- [RECORDS]:
• • • • • • •

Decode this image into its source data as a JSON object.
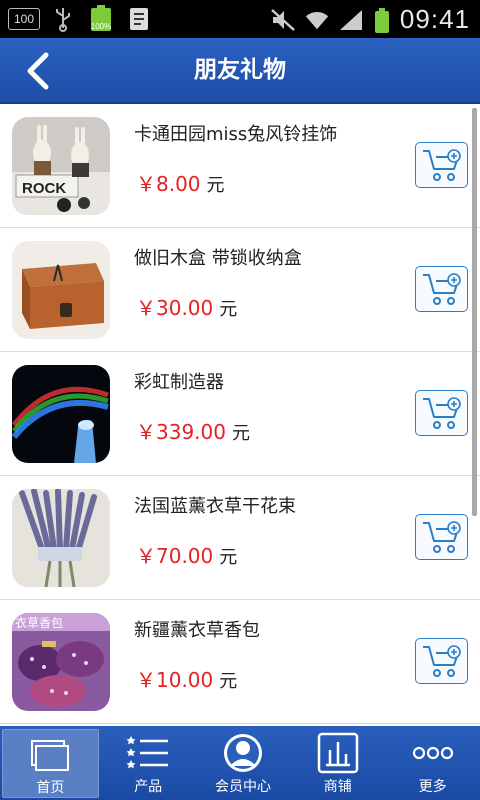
{
  "status_bar": {
    "battery_box_text": "100",
    "battery_level": "100%",
    "time": "09:41"
  },
  "header": {
    "title": "朋友礼物",
    "back_icon": "chevron-left-icon"
  },
  "products": [
    {
      "name": "卡通田园miss兔风铃挂饰",
      "price": "￥8.00",
      "unit": "元"
    },
    {
      "name": "做旧木盒 带锁收纳盒",
      "price": "￥30.00",
      "unit": "元"
    },
    {
      "name": "彩虹制造器",
      "price": "￥339.00",
      "unit": "元"
    },
    {
      "name": "法国蓝薰衣草干花束",
      "price": "￥70.00",
      "unit": "元"
    },
    {
      "name": "新疆薰衣草香包",
      "price": "￥10.00",
      "unit": "元"
    }
  ],
  "thumb_texts": {
    "rock": "ROCK",
    "sachet": "衣草香包"
  },
  "bottom_nav": [
    {
      "label": "首页",
      "icon": "home-windows-icon"
    },
    {
      "label": "产品",
      "icon": "star-list-icon"
    },
    {
      "label": "会员中心",
      "icon": "member-avatar-icon"
    },
    {
      "label": "商铺",
      "icon": "shop-chart-icon"
    },
    {
      "label": "更多",
      "icon": "more-dots-icon"
    }
  ],
  "colors": {
    "brand_blue": "#2b61c0",
    "price_red": "#e52222",
    "cart_blue": "#2a7ec8"
  }
}
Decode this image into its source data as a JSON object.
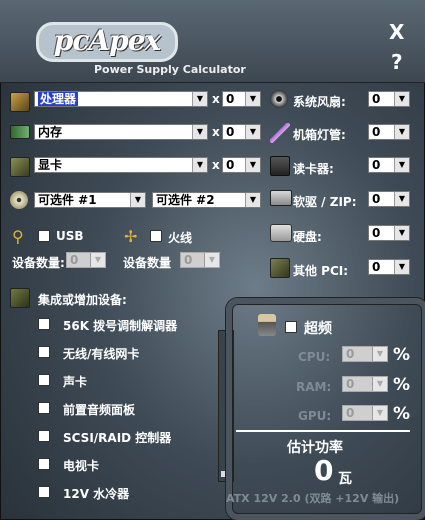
{
  "header": {
    "logo": "pcApex",
    "tagline": "Power Supply Calculator",
    "close_label": "X",
    "help_label": "?"
  },
  "left": {
    "cpu": {
      "value": "处理器",
      "qty": "0",
      "x": "x"
    },
    "ram": {
      "value": "内存",
      "qty": "0",
      "x": "x"
    },
    "gpu": {
      "value": "显卡",
      "qty": "0",
      "x": "x"
    },
    "optional1": "可选件 #1",
    "optional2": "可选件 #2",
    "usb_label": "USB",
    "firewire_label": "火线",
    "device_count_label": "设备数量:",
    "device_count_label2": "设备数量",
    "usb_count": "0",
    "firewire_count": "0"
  },
  "right": {
    "fans": {
      "label": "系统风扇:",
      "value": "0"
    },
    "lights": {
      "label": "机箱灯管:",
      "value": "0"
    },
    "cardreader": {
      "label": "读卡器:",
      "value": "0"
    },
    "floppy": {
      "label": "软驱 / ZIP:",
      "value": "0"
    },
    "hdd": {
      "label": "硬盘:",
      "value": "0"
    },
    "pci": {
      "label": "其他 PCI:",
      "value": "0"
    }
  },
  "integrated": {
    "title": "集成或增加设备:",
    "items": [
      "56K 拨号调制解调器",
      "无线/有线网卡",
      "声卡",
      "前置音频面板",
      "SCSI/RAID 控制器",
      "电视卡",
      "12V 水冷器"
    ]
  },
  "overclock": {
    "label": "超频",
    "cpu_label": "CPU:",
    "ram_label": "RAM:",
    "gpu_label": "GPU:",
    "cpu_value": "0",
    "ram_value": "0",
    "gpu_value": "0",
    "percent": "%"
  },
  "result": {
    "title": "估计功率",
    "value": "0",
    "unit": "瓦",
    "footer": "ATX 12V 2.0 (双路 +12V 输出)"
  },
  "colors": {
    "accent_select": "#2640c8",
    "background": "#3e4a55"
  }
}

• • • • • • •

- [STATED GOAL]: Quote the preceding records in their entirety, excluding every picture.

- [THE REPLY]:
Decode this image into its source data as a JSON object.
{
  "status_bar": {
    "battery_box_text": "100",
    "battery_level": "100%",
    "time": "09:41"
  },
  "header": {
    "title": "朋友礼物",
    "back_icon": "chevron-left-icon"
  },
  "products": [
    {
      "name": "卡通田园miss兔风铃挂饰",
      "price": "￥8.00",
      "unit": "元"
    },
    {
      "name": "做旧木盒 带锁收纳盒",
      "price": "￥30.00",
      "unit": "元"
    },
    {
      "name": "彩虹制造器",
      "price": "￥339.00",
      "unit": "元"
    },
    {
      "name": "法国蓝薰衣草干花束",
      "price": "￥70.00",
      "unit": "元"
    },
    {
      "name": "新疆薰衣草香包",
      "price": "￥10.00",
      "unit": "元"
    }
  ],
  "thumb_texts": {
    "rock": "ROCK",
    "sachet": "衣草香包"
  },
  "bottom_nav": [
    {
      "label": "首页",
      "icon": "home-windows-icon"
    },
    {
      "label": "产品",
      "icon": "star-list-icon"
    },
    {
      "label": "会员中心",
      "icon": "member-avatar-icon"
    },
    {
      "label": "商铺",
      "icon": "shop-chart-icon"
    },
    {
      "label": "更多",
      "icon": "more-dots-icon"
    }
  ],
  "colors": {
    "brand_blue": "#2b61c0",
    "price_red": "#e52222",
    "cart_blue": "#2a7ec8"
  }
}
Decode this image into its source data as a JSON object.
{
  "header": {
    "logo": "pcApex",
    "tagline": "Power Supply Calculator",
    "close_label": "X",
    "help_label": "?"
  },
  "left": {
    "cpu": {
      "value": "处理器",
      "qty": "0",
      "x": "x"
    },
    "ram": {
      "value": "内存",
      "qty": "0",
      "x": "x"
    },
    "gpu": {
      "value": "显卡",
      "qty": "0",
      "x": "x"
    },
    "optional1": "可选件 #1",
    "optional2": "可选件 #2",
    "usb_label": "USB",
    "firewire_label": "火线",
    "device_count_label": "设备数量:",
    "device_count_label2": "设备数量",
    "usb_count": "0",
    "firewire_count": "0"
  },
  "right": {
    "fans": {
      "label": "系统风扇:",
      "value": "0"
    },
    "lights": {
      "label": "机箱灯管:",
      "value": "0"
    },
    "cardreader": {
      "label": "读卡器:",
      "value": "0"
    },
    "floppy": {
      "label": "软驱 / ZIP:",
      "value": "0"
    },
    "hdd": {
      "label": "硬盘:",
      "value": "0"
    },
    "pci": {
      "label": "其他 PCI:",
      "value": "0"
    }
  },
  "integrated": {
    "title": "集成或增加设备:",
    "items": [
      "56K 拨号调制解调器",
      "无线/有线网卡",
      "声卡",
      "前置音频面板",
      "SCSI/RAID 控制器",
      "电视卡",
      "12V 水冷器"
    ]
  },
  "overclock": {
    "label": "超频",
    "cpu_label": "CPU:",
    "ram_label": "RAM:",
    "gpu_label": "GPU:",
    "cpu_value": "0",
    "ram_value": "0",
    "gpu_value": "0",
    "percent": "%"
  },
  "result": {
    "title": "估计功率",
    "value": "0",
    "unit": "瓦",
    "footer": "ATX 12V 2.0 (双路 +12V 输出)"
  },
  "colors": {
    "accent_select": "#2640c8",
    "background": "#3e4a55"
  }
}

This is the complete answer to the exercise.